Stated task >> Filter the listing below, copying every line in which the word "want" appears.

BEGIN Provided material

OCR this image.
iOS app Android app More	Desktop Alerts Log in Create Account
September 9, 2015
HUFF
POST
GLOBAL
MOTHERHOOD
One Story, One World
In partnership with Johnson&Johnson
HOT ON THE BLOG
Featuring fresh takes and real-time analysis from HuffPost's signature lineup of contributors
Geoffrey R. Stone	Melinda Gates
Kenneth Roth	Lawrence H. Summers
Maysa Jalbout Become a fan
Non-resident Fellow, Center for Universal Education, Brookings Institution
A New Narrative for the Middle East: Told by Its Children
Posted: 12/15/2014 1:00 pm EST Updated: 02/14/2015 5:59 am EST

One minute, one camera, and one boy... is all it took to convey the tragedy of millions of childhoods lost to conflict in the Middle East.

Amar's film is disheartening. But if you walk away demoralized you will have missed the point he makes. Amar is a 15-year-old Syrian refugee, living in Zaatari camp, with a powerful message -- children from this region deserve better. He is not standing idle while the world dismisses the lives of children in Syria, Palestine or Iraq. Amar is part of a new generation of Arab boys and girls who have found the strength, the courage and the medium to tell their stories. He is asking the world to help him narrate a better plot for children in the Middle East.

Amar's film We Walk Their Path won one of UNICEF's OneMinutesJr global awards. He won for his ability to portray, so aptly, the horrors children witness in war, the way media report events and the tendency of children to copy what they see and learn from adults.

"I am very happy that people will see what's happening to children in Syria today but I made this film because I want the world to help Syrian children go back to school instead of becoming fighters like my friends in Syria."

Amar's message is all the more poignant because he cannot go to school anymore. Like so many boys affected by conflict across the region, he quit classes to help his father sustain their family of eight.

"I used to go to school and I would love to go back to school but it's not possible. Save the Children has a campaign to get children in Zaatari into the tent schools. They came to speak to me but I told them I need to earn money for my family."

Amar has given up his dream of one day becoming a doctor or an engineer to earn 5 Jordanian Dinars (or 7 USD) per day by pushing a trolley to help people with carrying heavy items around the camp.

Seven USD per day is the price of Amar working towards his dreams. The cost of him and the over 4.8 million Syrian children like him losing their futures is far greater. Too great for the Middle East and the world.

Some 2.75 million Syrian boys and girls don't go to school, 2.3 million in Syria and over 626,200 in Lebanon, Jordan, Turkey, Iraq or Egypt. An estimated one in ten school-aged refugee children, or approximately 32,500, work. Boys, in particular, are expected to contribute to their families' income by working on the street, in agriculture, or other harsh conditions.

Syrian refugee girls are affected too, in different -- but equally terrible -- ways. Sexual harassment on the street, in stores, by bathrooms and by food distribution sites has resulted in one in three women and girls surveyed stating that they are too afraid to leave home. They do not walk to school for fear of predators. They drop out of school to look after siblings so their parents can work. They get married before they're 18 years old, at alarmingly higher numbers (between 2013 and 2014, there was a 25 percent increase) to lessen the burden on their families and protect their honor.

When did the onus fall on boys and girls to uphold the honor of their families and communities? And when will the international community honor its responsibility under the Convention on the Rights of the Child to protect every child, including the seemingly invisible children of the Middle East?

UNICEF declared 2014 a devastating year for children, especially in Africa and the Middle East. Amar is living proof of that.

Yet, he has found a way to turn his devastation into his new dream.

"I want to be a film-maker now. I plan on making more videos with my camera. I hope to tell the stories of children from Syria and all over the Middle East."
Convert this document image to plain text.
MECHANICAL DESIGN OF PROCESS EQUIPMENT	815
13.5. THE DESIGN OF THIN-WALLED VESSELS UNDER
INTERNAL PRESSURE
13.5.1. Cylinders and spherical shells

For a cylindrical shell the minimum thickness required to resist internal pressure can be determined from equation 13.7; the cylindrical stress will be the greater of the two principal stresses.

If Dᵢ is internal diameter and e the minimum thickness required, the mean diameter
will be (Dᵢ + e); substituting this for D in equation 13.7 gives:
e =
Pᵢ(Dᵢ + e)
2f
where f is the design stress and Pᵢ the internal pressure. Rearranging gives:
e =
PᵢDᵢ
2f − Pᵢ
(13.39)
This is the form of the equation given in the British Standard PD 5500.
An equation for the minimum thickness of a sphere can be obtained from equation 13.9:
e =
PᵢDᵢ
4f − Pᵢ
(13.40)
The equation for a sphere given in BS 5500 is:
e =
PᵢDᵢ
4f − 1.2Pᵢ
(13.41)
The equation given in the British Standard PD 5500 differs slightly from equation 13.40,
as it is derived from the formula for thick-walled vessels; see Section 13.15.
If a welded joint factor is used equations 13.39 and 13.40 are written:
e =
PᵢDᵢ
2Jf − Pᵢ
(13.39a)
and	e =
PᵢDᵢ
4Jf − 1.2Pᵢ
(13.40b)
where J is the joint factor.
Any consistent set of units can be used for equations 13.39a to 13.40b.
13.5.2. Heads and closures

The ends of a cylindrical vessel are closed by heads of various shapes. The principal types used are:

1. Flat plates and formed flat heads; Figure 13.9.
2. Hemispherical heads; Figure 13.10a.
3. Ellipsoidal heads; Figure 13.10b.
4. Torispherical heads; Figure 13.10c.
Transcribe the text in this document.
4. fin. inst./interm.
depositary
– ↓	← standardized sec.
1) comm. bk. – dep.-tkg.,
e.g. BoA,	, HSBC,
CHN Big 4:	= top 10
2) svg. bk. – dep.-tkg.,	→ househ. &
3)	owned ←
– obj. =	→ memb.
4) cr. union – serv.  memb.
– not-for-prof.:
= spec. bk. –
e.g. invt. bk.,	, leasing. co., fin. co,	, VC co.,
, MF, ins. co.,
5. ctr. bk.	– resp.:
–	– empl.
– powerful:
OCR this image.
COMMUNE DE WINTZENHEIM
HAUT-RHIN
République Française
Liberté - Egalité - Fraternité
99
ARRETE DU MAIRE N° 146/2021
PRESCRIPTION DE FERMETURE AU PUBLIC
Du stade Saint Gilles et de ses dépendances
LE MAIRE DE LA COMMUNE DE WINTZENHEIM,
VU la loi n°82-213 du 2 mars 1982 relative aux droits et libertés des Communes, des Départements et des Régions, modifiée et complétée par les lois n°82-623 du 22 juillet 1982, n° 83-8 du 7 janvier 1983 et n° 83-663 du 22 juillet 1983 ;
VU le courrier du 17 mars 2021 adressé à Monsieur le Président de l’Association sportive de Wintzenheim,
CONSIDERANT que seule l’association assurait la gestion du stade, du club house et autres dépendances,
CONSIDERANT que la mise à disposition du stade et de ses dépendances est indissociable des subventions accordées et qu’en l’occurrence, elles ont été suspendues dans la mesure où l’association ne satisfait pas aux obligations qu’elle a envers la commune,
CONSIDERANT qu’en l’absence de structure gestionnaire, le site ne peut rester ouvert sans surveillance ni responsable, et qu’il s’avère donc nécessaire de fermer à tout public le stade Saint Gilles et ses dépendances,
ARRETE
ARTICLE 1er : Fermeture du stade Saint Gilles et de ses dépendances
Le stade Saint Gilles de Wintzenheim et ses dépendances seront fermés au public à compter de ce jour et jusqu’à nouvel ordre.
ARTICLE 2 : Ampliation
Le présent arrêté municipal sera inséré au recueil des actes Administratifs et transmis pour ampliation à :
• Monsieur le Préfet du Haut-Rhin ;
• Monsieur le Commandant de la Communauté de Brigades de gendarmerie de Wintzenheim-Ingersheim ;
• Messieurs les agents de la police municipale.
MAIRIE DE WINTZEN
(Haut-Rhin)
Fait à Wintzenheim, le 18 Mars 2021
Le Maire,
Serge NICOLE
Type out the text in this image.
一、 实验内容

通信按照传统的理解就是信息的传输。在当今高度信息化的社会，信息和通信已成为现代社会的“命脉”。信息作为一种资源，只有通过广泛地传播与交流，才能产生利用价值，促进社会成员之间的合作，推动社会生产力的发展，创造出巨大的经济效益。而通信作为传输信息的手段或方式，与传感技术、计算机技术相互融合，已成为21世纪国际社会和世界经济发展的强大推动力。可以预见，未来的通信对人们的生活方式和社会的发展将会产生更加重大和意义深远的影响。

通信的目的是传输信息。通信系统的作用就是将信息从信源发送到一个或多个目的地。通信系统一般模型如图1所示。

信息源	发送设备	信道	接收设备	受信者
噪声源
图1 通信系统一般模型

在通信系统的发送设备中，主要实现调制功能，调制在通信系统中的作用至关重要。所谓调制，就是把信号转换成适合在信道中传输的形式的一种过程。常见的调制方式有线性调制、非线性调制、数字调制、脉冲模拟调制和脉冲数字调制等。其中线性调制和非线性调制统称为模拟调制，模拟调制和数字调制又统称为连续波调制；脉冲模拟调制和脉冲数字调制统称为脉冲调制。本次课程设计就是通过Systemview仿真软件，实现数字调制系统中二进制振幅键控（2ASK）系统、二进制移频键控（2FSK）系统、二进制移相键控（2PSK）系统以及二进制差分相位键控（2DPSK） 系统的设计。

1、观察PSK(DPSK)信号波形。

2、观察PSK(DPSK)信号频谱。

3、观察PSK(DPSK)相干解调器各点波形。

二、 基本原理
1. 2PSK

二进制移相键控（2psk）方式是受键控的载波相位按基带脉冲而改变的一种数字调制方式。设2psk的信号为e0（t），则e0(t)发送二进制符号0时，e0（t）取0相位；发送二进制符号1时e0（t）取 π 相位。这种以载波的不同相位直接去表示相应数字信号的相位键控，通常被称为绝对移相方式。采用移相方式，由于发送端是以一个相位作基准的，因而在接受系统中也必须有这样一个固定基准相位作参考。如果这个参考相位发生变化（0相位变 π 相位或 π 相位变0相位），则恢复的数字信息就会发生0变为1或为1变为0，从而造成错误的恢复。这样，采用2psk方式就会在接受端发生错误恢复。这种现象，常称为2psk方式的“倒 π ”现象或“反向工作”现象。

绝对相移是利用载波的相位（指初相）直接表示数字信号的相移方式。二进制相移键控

END Provided material

Answer to this problem >>
"I am very happy that people will see what's happening to children in Syria today but I made this film because I want the world to help Syrian children go back to school instead of becoming fighters like my friends in Syria."
"I want to be a film-maker now. I plan on making more videos with my camera. I hope to tell the stories of children from Syria and all over the Middle East."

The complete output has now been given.